## START Given data

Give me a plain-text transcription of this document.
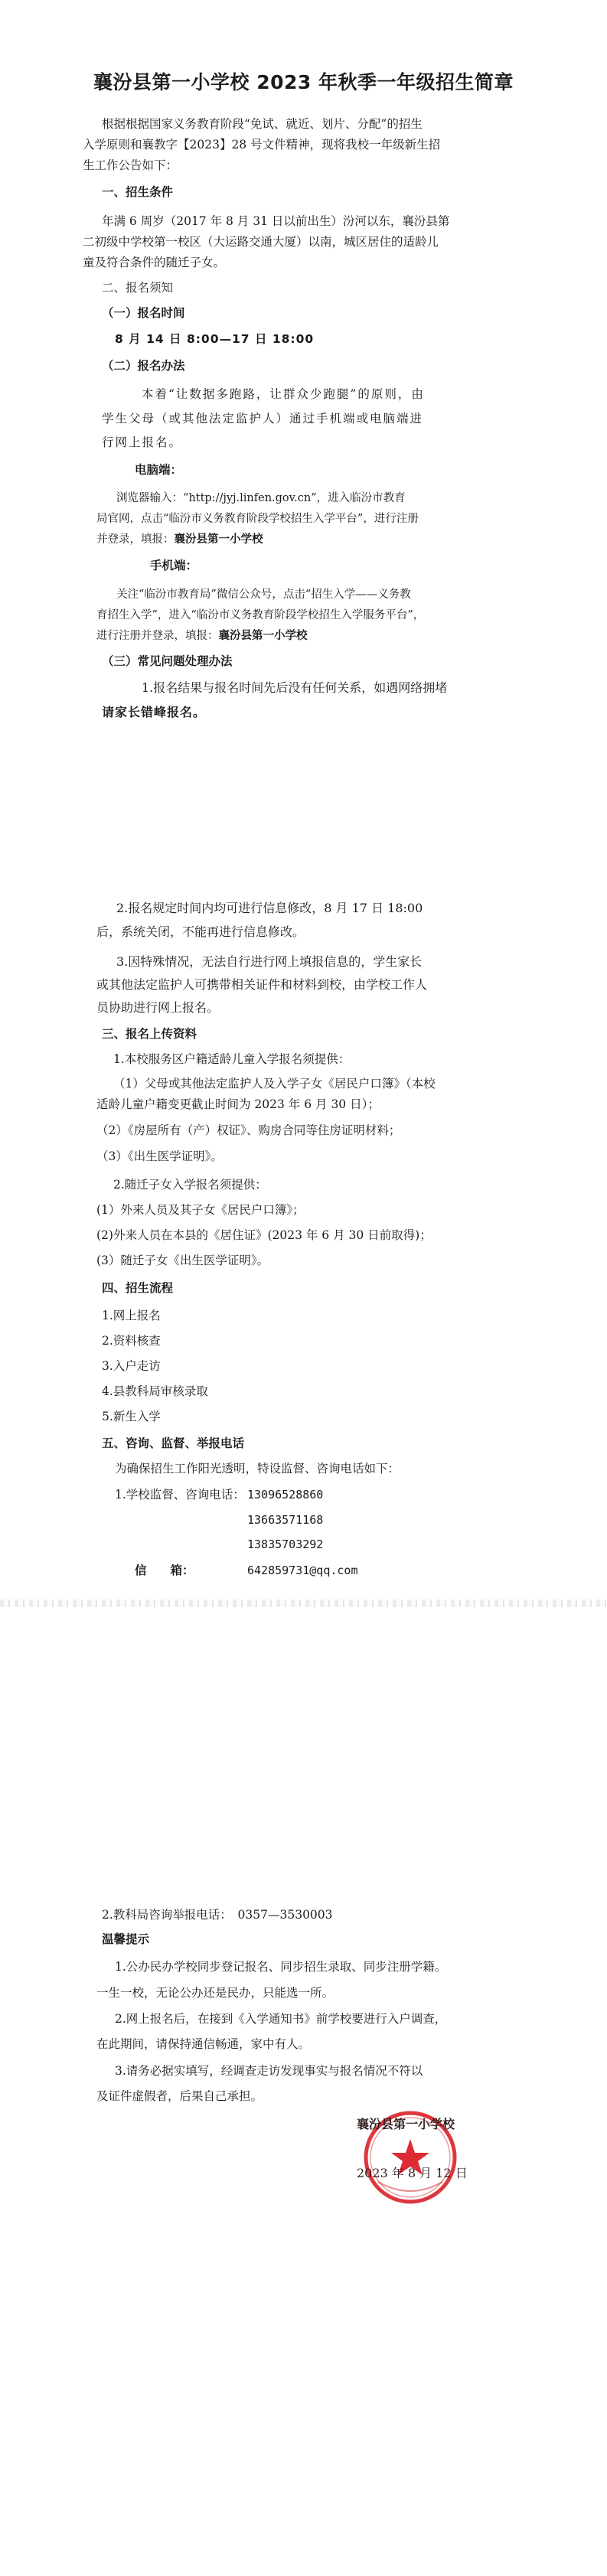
襄汾县第一小学校 2023 年秋季一年级招生简章
根据根据国家义务教育阶段“免试、就近、划片、分配”的招生
入学原则和襄教字【2023】28 号文件精神，现将我校一年级新生招
生工作公告如下：
一、招生条件
年满 6 周岁（2017 年 8 月 31 日以前出生）汾河以东，襄汾县第
二初级中学校第一校区（大运路交通大厦）以南，城区居住的适龄儿
童及符合条件的随迁子女。
二、报名须知
（一）报名时间
8 月 14 日 8:00—17 日 18:00
（二）报名办法
本着“让数据多跑路，让群众少跑腿”的原则，由
学生父母（或其他法定监护人）通过手机端或电脑端进
行网上报名。
电脑端：
浏览器输入：“http://jyj.linfen.gov.cn”，进入临汾市教育
局官网，点击“临汾市义务教育阶段学校招生入学平台”，进行注册
并登录，填报：襄汾县第一小学校
手机端：
关注“临汾市教育局”微信公众号，点击“招生入学——义务教
育招生入学”，进入“临汾市义务教育阶段学校招生入学服务平台”，
进行注册并登录，填报：襄汾县第一小学校
（三）常见问题处理办法
1.报名结果与报名时间先后没有任何关系，如遇网络拥堵
请家长错峰报名。
2.报名规定时间内均可进行信息修改，8 月 17 日 18:00
后，系统关闭，不能再进行信息修改。
3.因特殊情况，无法自行进行网上填报信息的，学生家长
或其他法定监护人可携带相关证件和材料到校，由学校工作人
员协助进行网上报名。
三、报名上传资料
1.本校服务区户籍适龄儿童入学报名须提供：
（1）父母或其他法定监护人及入学子女《居民户口簿》（本校
适龄儿童户籍变更截止时间为 2023 年 6 月 30 日）；
（2）《房屋所有（产）权证》、购房合同等住房证明材料；
（3）《出生医学证明》。
2.随迁子女入学报名须提供：
(1）外来人员及其子女《居民户口簿》；
(2)外来人员在本县的《居住证》(2023 年 6 月 30 日前取得)；
(3）随迁子女《出生医学证明》。
四、招生流程
1.网上报名
2.资料核查
3.入户走访
4.县教科局审核录取
5.新生入学
五、咨询、监督、举报电话
为确保招生工作阳光透明，特设监督、咨询电话如下：
1.学校监督、咨询电话： 13096528860
13663571168
13835703292
信　　箱：	642859731@qq.com
2.教科局咨询举报电话：　0357—3530003
温馨提示
1.公办民办学校同步登记报名、同步招生录取、同步注册学籍。
一生一校，无论公办还是民办，只能选一所。
2.网上报名后，在接到《入学通知书》前学校要进行入户调查，
在此期间，请保持通信畅通，家中有人。
3.请务必据实填写，经调查走访发现事实与报名情况不符以
及证件虚假者，后果自己承担。
襄汾县第一小学校
2023 年 8 月 12 日
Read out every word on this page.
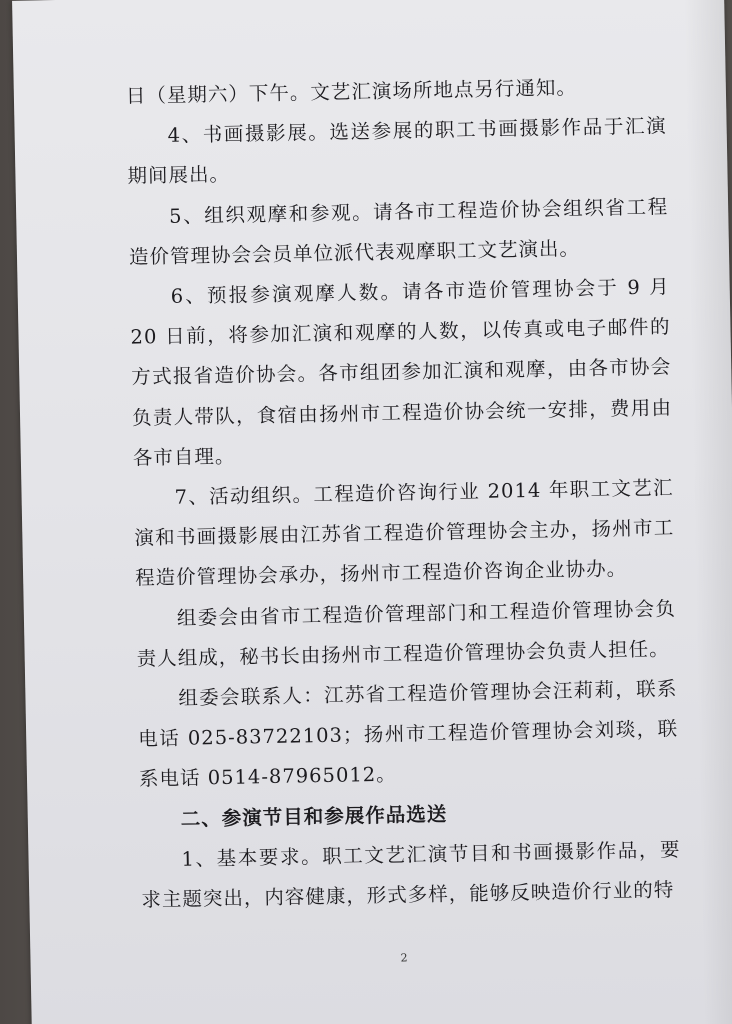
日（星期六）下午。文艺汇演场所地点另行通知。

4、书画摄影展。选送参展的职工书画摄影作品于汇演期间展出。

5、组织观摩和参观。请各市工程造价协会组织省工程造价管理协会会员单位派代表观摩职工文艺演出。

6、预报参演观摩人数。请各市造价管理协会于 9 月 20 日前，将参加汇演和观摩的人数，以传真或电子邮件的方式报省造价协会。各市组团参加汇演和观摩，由各市协会负责人带队，食宿由扬州市工程造价协会统一安排，费用由各市自理。

7、活动组织。工程造价咨询行业 2014 年职工文艺汇演和书画摄影展由江苏省工程造价管理协会主办，扬州市工程造价管理协会承办，扬州市工程造价咨询企业协办。

组委会由省市工程造价管理部门和工程造价管理协会负责人组成，秘书长由扬州市工程造价管理协会负责人担任。

组委会联系人：江苏省工程造价管理协会汪莉莉，联系电话 025-83722103；扬州市工程造价管理协会刘琰，联系电话 0514-87965012。

二、参演节目和参展作品选送

1、基本要求。职工文艺汇演节目和书画摄影作品，要求主题突出，内容健康，形式多样，能够反映造价行业的特

2
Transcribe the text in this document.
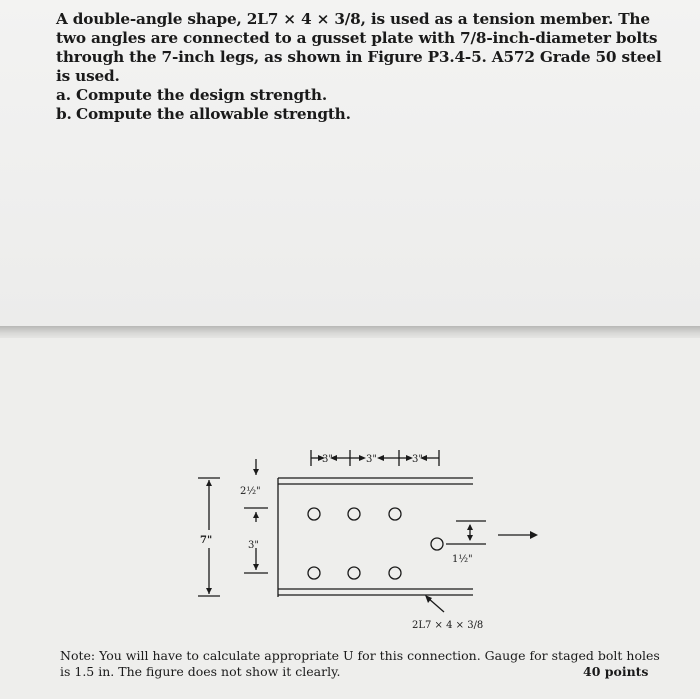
A double-angle shape, 2L7 × 4 × 3/8, is used as a tension member. The two angles are connected to a gusset plate with 7/8-inch-diameter bolts through the 7-inch legs, as shown in Figure P3.4-5. A572 Grade 50 steel is used.

a. Compute the design strength.

b. Compute the allowable strength.

3"	3"	3"
2½"
3"
7"
1½"
2L7 × 4 × 3/8

Note: You will have to calculate appropriate U for this connection. Gauge for staged bolt holes is 1.5 in. The figure does not show it clearly.	40 points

## END Given data

_Goal of the exercise:_
Copy the material above in full and exactly, skipping pictures.

_Task output:_
Give me a plain-text transcription of this document.
襄汾县第一小学校 2023 年秋季一年级招生简章
根据根据国家义务教育阶段“免试、就近、划片、分配”的招生
入学原则和襄教字【2023】28 号文件精神，现将我校一年级新生招
生工作公告如下：
一、招生条件
年满 6 周岁（2017 年 8 月 31 日以前出生）汾河以东，襄汾县第
二初级中学校第一校区（大运路交通大厦）以南，城区居住的适龄儿
童及符合条件的随迁子女。
二、报名须知
（一）报名时间
8 月 14 日 8:00—17 日 18:00
（二）报名办法
本着“让数据多跑路，让群众少跑腿”的原则，由
学生父母（或其他法定监护人）通过手机端或电脑端进
行网上报名。
电脑端：
浏览器输入：“http://jyj.linfen.gov.cn”，进入临汾市教育
局官网，点击“临汾市义务教育阶段学校招生入学平台”，进行注册
并登录，填报：襄汾县第一小学校
手机端：
关注“临汾市教育局”微信公众号，点击“招生入学——义务教
育招生入学”，进入“临汾市义务教育阶段学校招生入学服务平台”，
进行注册并登录，填报：襄汾县第一小学校
（三）常见问题处理办法
1.报名结果与报名时间先后没有任何关系，如遇网络拥堵
请家长错峰报名。
2.报名规定时间内均可进行信息修改，8 月 17 日 18:00
后，系统关闭，不能再进行信息修改。
3.因特殊情况，无法自行进行网上填报信息的，学生家长
或其他法定监护人可携带相关证件和材料到校，由学校工作人
员协助进行网上报名。
三、报名上传资料
1.本校服务区户籍适龄儿童入学报名须提供：
（1）父母或其他法定监护人及入学子女《居民户口簿》（本校
适龄儿童户籍变更截止时间为 2023 年 6 月 30 日）；
（2）《房屋所有（产）权证》、购房合同等住房证明材料；
（3）《出生医学证明》。
2.随迁子女入学报名须提供：
(1）外来人员及其子女《居民户口簿》；
(2)外来人员在本县的《居住证》(2023 年 6 月 30 日前取得)；
(3）随迁子女《出生医学证明》。
四、招生流程
1.网上报名
2.资料核查
3.入户走访
4.县教科局审核录取
5.新生入学
五、咨询、监督、举报电话
为确保招生工作阳光透明，特设监督、咨询电话如下：
1.学校监督、咨询电话： 13096528860
13663571168
13835703292
信　　箱：	642859731@qq.com
2.教科局咨询举报电话：　0357—3530003
温馨提示
1.公办民办学校同步登记报名、同步招生录取、同步注册学籍。
一生一校，无论公办还是民办，只能选一所。
2.网上报名后，在接到《入学通知书》前学校要进行入户调查，
在此期间，请保持通信畅通，家中有人。
3.请务必据实填写，经调查走访发现事实与报名情况不符以
及证件虚假者，后果自己承担。
襄汾县第一小学校
2023 年 8 月 12 日
Read out every word on this page.
日（星期六）下午。文艺汇演场所地点另行通知。

4、书画摄影展。选送参展的职工书画摄影作品于汇演期间展出。

5、组织观摩和参观。请各市工程造价协会组织省工程造价管理协会会员单位派代表观摩职工文艺演出。

6、预报参演观摩人数。请各市造价管理协会于 9 月 20 日前，将参加汇演和观摩的人数，以传真或电子邮件的方式报省造价协会。各市组团参加汇演和观摩，由各市协会负责人带队，食宿由扬州市工程造价协会统一安排，费用由各市自理。

7、活动组织。工程造价咨询行业 2014 年职工文艺汇演和书画摄影展由江苏省工程造价管理协会主办，扬州市工程造价管理协会承办，扬州市工程造价咨询企业协办。

组委会由省市工程造价管理部门和工程造价管理协会负责人组成，秘书长由扬州市工程造价管理协会负责人担任。

组委会联系人：江苏省工程造价管理协会汪莉莉，联系电话 025-83722103；扬州市工程造价管理协会刘琰，联系电话 0514-87965012。

二、参演节目和参展作品选送

1、基本要求。职工文艺汇演节目和书画摄影作品，要求主题突出，内容健康，形式多样，能够反映造价行业的特

2
Transcribe the text in this document.
A double-angle shape, 2L7 × 4 × 3/8, is used as a tension member. The two angles are connected to a gusset plate with 7/8-inch-diameter bolts through the 7-inch legs, as shown in Figure P3.4-5. A572 Grade 50 steel is used.

a. Compute the design strength.

b. Compute the allowable strength.

3"	3"	3"
2½"
3"
7"
1½"
2L7 × 4 × 3/8

Note: You will have to calculate appropriate U for this connection. Gauge for staged bolt holes is 1.5 in. The figure does not show it clearly.	40 points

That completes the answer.